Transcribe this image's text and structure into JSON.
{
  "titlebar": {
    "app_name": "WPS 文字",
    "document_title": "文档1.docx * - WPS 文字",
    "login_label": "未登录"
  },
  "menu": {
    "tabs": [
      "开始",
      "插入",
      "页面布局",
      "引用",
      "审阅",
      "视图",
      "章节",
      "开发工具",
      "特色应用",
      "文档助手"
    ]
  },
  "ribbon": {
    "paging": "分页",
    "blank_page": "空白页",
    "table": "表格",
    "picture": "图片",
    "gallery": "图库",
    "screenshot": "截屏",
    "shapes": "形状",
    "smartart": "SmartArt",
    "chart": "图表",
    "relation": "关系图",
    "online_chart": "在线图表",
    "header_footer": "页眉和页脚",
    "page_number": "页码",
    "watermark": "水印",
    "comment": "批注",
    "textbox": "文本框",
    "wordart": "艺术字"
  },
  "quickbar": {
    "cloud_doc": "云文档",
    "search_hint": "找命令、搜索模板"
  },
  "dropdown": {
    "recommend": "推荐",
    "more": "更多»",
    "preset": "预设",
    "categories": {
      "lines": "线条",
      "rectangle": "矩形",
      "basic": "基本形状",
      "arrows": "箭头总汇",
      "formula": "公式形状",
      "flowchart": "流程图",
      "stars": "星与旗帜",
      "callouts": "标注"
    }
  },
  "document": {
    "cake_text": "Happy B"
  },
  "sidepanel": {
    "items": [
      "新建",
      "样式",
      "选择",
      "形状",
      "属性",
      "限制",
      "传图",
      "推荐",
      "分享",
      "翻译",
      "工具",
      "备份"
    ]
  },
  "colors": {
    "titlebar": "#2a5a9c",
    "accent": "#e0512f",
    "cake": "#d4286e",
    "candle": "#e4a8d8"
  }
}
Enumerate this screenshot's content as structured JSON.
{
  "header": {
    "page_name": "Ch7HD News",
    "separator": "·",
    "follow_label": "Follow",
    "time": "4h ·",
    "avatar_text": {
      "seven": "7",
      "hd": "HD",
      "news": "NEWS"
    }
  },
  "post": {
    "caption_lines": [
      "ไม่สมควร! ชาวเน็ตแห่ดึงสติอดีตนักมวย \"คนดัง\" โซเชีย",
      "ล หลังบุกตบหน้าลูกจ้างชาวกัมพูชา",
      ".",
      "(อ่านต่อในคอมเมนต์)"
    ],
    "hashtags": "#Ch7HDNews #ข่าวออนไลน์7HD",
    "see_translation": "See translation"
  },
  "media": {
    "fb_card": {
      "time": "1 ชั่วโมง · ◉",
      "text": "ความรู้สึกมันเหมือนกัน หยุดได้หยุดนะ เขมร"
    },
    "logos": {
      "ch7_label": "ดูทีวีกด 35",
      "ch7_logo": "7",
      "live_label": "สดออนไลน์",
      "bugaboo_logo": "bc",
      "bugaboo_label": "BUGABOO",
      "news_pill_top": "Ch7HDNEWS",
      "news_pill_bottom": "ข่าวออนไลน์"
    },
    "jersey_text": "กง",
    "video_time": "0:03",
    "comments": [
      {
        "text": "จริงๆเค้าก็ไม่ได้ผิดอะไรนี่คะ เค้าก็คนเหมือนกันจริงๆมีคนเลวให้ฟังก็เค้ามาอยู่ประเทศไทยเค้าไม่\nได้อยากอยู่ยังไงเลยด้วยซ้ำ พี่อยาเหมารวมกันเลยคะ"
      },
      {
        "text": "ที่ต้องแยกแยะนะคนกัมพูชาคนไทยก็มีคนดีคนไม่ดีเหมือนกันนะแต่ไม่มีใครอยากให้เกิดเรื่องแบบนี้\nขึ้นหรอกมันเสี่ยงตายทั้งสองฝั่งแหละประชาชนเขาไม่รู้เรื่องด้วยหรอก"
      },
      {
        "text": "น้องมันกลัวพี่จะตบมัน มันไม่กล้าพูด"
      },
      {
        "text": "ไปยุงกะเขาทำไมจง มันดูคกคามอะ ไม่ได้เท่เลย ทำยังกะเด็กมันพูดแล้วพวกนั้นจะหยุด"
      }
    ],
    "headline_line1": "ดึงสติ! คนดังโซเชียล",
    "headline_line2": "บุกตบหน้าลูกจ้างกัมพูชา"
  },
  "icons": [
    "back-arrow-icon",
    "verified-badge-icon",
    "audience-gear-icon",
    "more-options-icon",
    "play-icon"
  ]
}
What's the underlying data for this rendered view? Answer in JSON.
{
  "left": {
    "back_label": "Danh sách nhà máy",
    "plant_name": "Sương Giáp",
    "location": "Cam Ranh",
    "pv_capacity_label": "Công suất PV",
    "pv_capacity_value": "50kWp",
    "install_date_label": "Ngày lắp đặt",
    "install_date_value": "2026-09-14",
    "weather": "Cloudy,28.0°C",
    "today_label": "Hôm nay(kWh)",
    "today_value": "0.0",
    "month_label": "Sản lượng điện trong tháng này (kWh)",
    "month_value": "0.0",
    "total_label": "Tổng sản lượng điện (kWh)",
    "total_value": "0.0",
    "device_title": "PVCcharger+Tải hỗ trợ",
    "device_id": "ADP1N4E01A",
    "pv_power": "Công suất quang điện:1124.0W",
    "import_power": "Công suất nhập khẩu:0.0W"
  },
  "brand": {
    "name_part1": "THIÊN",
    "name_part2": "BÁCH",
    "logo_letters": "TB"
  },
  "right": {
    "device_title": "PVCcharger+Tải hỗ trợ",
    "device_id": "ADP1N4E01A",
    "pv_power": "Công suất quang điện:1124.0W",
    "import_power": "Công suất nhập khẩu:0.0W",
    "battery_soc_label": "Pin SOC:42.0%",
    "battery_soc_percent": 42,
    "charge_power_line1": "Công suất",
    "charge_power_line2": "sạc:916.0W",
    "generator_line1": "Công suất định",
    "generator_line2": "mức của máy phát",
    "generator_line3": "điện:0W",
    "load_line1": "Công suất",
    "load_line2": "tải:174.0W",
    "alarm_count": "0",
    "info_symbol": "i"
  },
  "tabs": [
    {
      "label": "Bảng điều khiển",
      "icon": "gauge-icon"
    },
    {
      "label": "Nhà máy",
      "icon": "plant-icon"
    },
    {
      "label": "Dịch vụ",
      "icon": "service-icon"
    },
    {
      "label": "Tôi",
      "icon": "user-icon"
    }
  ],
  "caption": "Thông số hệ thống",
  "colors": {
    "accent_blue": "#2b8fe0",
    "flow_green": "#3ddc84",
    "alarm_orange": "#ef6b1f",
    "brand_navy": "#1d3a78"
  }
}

REQUIRED WORK
Set down every line of the listing above again, exactly as given.

PROBLEM SOLUTION
Transcribe this image's text and structure into JSON.
{
  "titlebar": {
    "app_name": "WPS 文字",
    "document_title": "文档1.docx * - WPS 文字",
    "login_label": "未登录"
  },
  "menu": {
    "tabs": [
      "开始",
      "插入",
      "页面布局",
      "引用",
      "审阅",
      "视图",
      "章节",
      "开发工具",
      "特色应用",
      "文档助手"
    ]
  },
  "ribbon": {
    "paging": "分页",
    "blank_page": "空白页",
    "table": "表格",
    "picture": "图片",
    "gallery": "图库",
    "screenshot": "截屏",
    "shapes": "形状",
    "smartart": "SmartArt",
    "chart": "图表",
    "relation": "关系图",
    "online_chart": "在线图表",
    "header_footer": "页眉和页脚",
    "page_number": "页码",
    "watermark": "水印",
    "comment": "批注",
    "textbox": "文本框",
    "wordart": "艺术字"
  },
  "quickbar": {
    "cloud_doc": "云文档",
    "search_hint": "找命令、搜索模板"
  },
  "dropdown": {
    "recommend": "推荐",
    "more": "更多»",
    "preset": "预设",
    "categories": {
      "lines": "线条",
      "rectangle": "矩形",
      "basic": "基本形状",
      "arrows": "箭头总汇",
      "formula": "公式形状",
      "flowchart": "流程图",
      "stars": "星与旗帜",
      "callouts": "标注"
    }
  },
  "document": {
    "cake_text": "Happy B"
  },
  "sidepanel": {
    "items": [
      "新建",
      "样式",
      "选择",
      "形状",
      "属性",
      "限制",
      "传图",
      "推荐",
      "分享",
      "翻译",
      "工具",
      "备份"
    ]
  },
  "colors": {
    "titlebar": "#2a5a9c",
    "accent": "#e0512f",
    "cake": "#d4286e",
    "candle": "#e4a8d8"
  }
}
Enumerate this screenshot's content as structured JSON.
{
  "header": {
    "page_name": "Ch7HD News",
    "separator": "·",
    "follow_label": "Follow",
    "time": "4h ·",
    "avatar_text": {
      "seven": "7",
      "hd": "HD",
      "news": "NEWS"
    }
  },
  "post": {
    "caption_lines": [
      "ไม่สมควร! ชาวเน็ตแห่ดึงสติอดีตนักมวย \"คนดัง\" โซเชีย",
      "ล หลังบุกตบหน้าลูกจ้างชาวกัมพูชา",
      ".",
      "(อ่านต่อในคอมเมนต์)"
    ],
    "hashtags": "#Ch7HDNews #ข่าวออนไลน์7HD",
    "see_translation": "See translation"
  },
  "media": {
    "fb_card": {
      "time": "1 ชั่วโมง · ◉",
      "text": "ความรู้สึกมันเหมือนกัน หยุดได้หยุดนะ เขมร"
    },
    "logos": {
      "ch7_label": "ดูทีวีกด 35",
      "ch7_logo": "7",
      "live_label": "สดออนไลน์",
      "bugaboo_logo": "bc",
      "bugaboo_label": "BUGABOO",
      "news_pill_top": "Ch7HDNEWS",
      "news_pill_bottom": "ข่าวออนไลน์"
    },
    "jersey_text": "กง",
    "video_time": "0:03",
    "comments": [
      {
        "text": "จริงๆเค้าก็ไม่ได้ผิดอะไรนี่คะ เค้าก็คนเหมือนกันจริงๆมีคนเลวให้ฟังก็เค้ามาอยู่ประเทศไทยเค้าไม่\nได้อยากอยู่ยังไงเลยด้วยซ้ำ พี่อยาเหมารวมกันเลยคะ"
      },
      {
        "text": "ที่ต้องแยกแยะนะคนกัมพูชาคนไทยก็มีคนดีคนไม่ดีเหมือนกันนะแต่ไม่มีใครอยากให้เกิดเรื่องแบบนี้\nขึ้นหรอกมันเสี่ยงตายทั้งสองฝั่งแหละประชาชนเขาไม่รู้เรื่องด้วยหรอก"
      },
      {
        "text": "น้องมันกลัวพี่จะตบมัน มันไม่กล้าพูด"
      },
      {
        "text": "ไปยุงกะเขาทำไมจง มันดูคกคามอะ ไม่ได้เท่เลย ทำยังกะเด็กมันพูดแล้วพวกนั้นจะหยุด"
      }
    ],
    "headline_line1": "ดึงสติ! คนดังโซเชียล",
    "headline_line2": "บุกตบหน้าลูกจ้างกัมพูชา"
  },
  "icons": [
    "back-arrow-icon",
    "verified-badge-icon",
    "audience-gear-icon",
    "more-options-icon",
    "play-icon"
  ]
}
What's the underlying data for this rendered view? Answer in JSON.
{
  "left": {
    "back_label": "Danh sách nhà máy",
    "plant_name": "Sương Giáp",
    "location": "Cam Ranh",
    "pv_capacity_label": "Công suất PV",
    "pv_capacity_value": "50kWp",
    "install_date_label": "Ngày lắp đặt",
    "install_date_value": "2026-09-14",
    "weather": "Cloudy,28.0°C",
    "today_label": "Hôm nay(kWh)",
    "today_value": "0.0",
    "month_label": "Sản lượng điện trong tháng này (kWh)",
    "month_value": "0.0",
    "total_label": "Tổng sản lượng điện (kWh)",
    "total_value": "0.0",
    "device_title": "PVCcharger+Tải hỗ trợ",
    "device_id": "ADP1N4E01A",
    "pv_power": "Công suất quang điện:1124.0W",
    "import_power": "Công suất nhập khẩu:0.0W"
  },
  "brand": {
    "name_part1": "THIÊN",
    "name_part2": "BÁCH",
    "logo_letters": "TB"
  },
  "right": {
    "device_title": "PVCcharger+Tải hỗ trợ",
    "device_id": "ADP1N4E01A",
    "pv_power": "Công suất quang điện:1124.0W",
    "import_power": "Công suất nhập khẩu:0.0W",
    "battery_soc_label": "Pin SOC:42.0%",
    "battery_soc_percent": 42,
    "charge_power_line1": "Công suất",
    "charge_power_line2": "sạc:916.0W",
    "generator_line1": "Công suất định",
    "generator_line2": "mức của máy phát",
    "generator_line3": "điện:0W",
    "load_line1": "Công suất",
    "load_line2": "tải:174.0W",
    "alarm_count": "0",
    "info_symbol": "i"
  },
  "tabs": [
    {
      "label": "Bảng điều khiển",
      "icon": "gauge-icon"
    },
    {
      "label": "Nhà máy",
      "icon": "plant-icon"
    },
    {
      "label": "Dịch vụ",
      "icon": "service-icon"
    },
    {
      "label": "Tôi",
      "icon": "user-icon"
    }
  ],
  "caption": "Thông số hệ thống",
  "colors": {
    "accent_blue": "#2b8fe0",
    "flow_green": "#3ddc84",
    "alarm_orange": "#ef6b1f",
    "brand_navy": "#1d3a78"
  }
}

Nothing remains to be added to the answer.